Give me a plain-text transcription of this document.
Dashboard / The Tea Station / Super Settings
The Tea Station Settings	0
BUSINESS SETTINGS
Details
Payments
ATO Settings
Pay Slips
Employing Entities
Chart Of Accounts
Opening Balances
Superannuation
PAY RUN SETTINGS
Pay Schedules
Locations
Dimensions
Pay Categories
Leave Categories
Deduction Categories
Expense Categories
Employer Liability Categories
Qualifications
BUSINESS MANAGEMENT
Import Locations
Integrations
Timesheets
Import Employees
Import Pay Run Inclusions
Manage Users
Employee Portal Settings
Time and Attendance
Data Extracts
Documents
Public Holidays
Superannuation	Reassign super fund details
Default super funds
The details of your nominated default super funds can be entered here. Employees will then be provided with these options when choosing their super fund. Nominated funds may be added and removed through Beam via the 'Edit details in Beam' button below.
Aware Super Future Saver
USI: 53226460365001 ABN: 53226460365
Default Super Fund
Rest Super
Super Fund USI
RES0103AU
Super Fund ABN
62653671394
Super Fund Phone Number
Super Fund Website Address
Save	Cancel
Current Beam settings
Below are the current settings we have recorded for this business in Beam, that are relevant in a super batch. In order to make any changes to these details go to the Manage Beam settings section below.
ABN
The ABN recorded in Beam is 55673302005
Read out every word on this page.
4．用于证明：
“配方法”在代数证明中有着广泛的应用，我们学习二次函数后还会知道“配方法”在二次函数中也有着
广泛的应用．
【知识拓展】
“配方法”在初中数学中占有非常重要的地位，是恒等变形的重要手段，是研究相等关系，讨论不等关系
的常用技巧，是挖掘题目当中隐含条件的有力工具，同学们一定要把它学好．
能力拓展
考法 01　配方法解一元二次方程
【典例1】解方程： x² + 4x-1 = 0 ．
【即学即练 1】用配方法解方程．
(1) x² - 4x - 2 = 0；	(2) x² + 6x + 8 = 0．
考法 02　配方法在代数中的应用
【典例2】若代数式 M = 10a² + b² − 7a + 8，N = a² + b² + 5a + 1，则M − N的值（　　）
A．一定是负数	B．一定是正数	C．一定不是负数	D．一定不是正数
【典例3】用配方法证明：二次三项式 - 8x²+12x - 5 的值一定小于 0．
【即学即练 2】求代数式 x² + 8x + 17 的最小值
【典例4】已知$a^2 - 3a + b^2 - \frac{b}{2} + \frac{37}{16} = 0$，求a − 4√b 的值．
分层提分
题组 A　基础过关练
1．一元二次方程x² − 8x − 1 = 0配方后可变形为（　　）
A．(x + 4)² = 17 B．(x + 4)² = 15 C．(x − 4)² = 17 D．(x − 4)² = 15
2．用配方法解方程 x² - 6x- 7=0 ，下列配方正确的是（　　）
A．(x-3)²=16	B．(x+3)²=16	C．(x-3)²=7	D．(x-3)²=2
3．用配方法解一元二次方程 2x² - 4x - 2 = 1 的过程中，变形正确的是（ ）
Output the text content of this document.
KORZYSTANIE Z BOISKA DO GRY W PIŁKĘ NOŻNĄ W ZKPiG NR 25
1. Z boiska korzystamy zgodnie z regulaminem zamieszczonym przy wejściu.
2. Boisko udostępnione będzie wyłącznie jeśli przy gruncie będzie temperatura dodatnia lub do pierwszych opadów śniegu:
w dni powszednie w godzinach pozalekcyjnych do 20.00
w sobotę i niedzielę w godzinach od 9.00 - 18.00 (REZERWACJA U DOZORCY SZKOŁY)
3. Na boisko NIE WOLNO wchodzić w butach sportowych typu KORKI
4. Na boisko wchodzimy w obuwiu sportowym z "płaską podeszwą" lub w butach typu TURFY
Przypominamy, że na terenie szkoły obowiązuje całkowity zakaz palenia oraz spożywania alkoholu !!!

# # # # # # #

--- The request ---
Output all of the material, please, exactly as it stands.

--- Result of this exercise ---
Give me a plain-text transcription of this document.
Dashboard / The Tea Station / Super Settings
The Tea Station Settings	0
BUSINESS SETTINGS
Details
Payments
ATO Settings
Pay Slips
Employing Entities
Chart Of Accounts
Opening Balances
Superannuation
PAY RUN SETTINGS
Pay Schedules
Locations
Dimensions
Pay Categories
Leave Categories
Deduction Categories
Expense Categories
Employer Liability Categories
Qualifications
BUSINESS MANAGEMENT
Import Locations
Integrations
Timesheets
Import Employees
Import Pay Run Inclusions
Manage Users
Employee Portal Settings
Time and Attendance
Data Extracts
Documents
Public Holidays
Superannuation	Reassign super fund details
Default super funds
The details of your nominated default super funds can be entered here. Employees will then be provided with these options when choosing their super fund. Nominated funds may be added and removed through Beam via the 'Edit details in Beam' button below.
Aware Super Future Saver
USI: 53226460365001 ABN: 53226460365
Default Super Fund
Rest Super
Super Fund USI
RES0103AU
Super Fund ABN
62653671394
Super Fund Phone Number
Super Fund Website Address
Save	Cancel
Current Beam settings
Below are the current settings we have recorded for this business in Beam, that are relevant in a super batch. In order to make any changes to these details go to the Manage Beam settings section below.
ABN
The ABN recorded in Beam is 55673302005
Read out every word on this page.
4．用于证明：
“配方法”在代数证明中有着广泛的应用，我们学习二次函数后还会知道“配方法”在二次函数中也有着
广泛的应用．
【知识拓展】
“配方法”在初中数学中占有非常重要的地位，是恒等变形的重要手段，是研究相等关系，讨论不等关系
的常用技巧，是挖掘题目当中隐含条件的有力工具，同学们一定要把它学好．
能力拓展
考法 01　配方法解一元二次方程
【典例1】解方程： x² + 4x-1 = 0 ．
【即学即练 1】用配方法解方程．
(1) x² - 4x - 2 = 0；	(2) x² + 6x + 8 = 0．
考法 02　配方法在代数中的应用
【典例2】若代数式 M = 10a² + b² − 7a + 8，N = a² + b² + 5a + 1，则M − N的值（　　）
A．一定是负数	B．一定是正数	C．一定不是负数	D．一定不是正数
【典例3】用配方法证明：二次三项式 - 8x²+12x - 5 的值一定小于 0．
【即学即练 2】求代数式 x² + 8x + 17 的最小值
【典例4】已知$a^2 - 3a + b^2 - \frac{b}{2} + \frac{37}{16} = 0$，求a − 4√b 的值．
分层提分
题组 A　基础过关练
1．一元二次方程x² − 8x − 1 = 0配方后可变形为（　　）
A．(x + 4)² = 17 B．(x + 4)² = 15 C．(x − 4)² = 17 D．(x − 4)² = 15
2．用配方法解方程 x² - 6x- 7=0 ，下列配方正确的是（　　）
A．(x-3)²=16	B．(x+3)²=16	C．(x-3)²=7	D．(x-3)²=2
3．用配方法解一元二次方程 2x² - 4x - 2 = 1 的过程中，变形正确的是（ ）
Output the text content of this document.
KORZYSTANIE Z BOISKA DO GRY W PIŁKĘ NOŻNĄ W ZKPiG NR 25
1. Z boiska korzystamy zgodnie z regulaminem zamieszczonym przy wejściu.
2. Boisko udostępnione będzie wyłącznie jeśli przy gruncie będzie temperatura dodatnia lub do pierwszych opadów śniegu:
w dni powszednie w godzinach pozalekcyjnych do 20.00
w sobotę i niedzielę w godzinach od 9.00 - 18.00 (REZERWACJA U DOZORCY SZKOŁY)
3. Na boisko NIE WOLNO wchodzić w butach sportowych typu KORKI
4. Na boisko wchodzimy w obuwiu sportowym z "płaską podeszwą" lub w butach typu TURFY
Przypominamy, że na terenie szkoły obowiązuje całkowity zakaz palenia oraz spożywania alkoholu !!!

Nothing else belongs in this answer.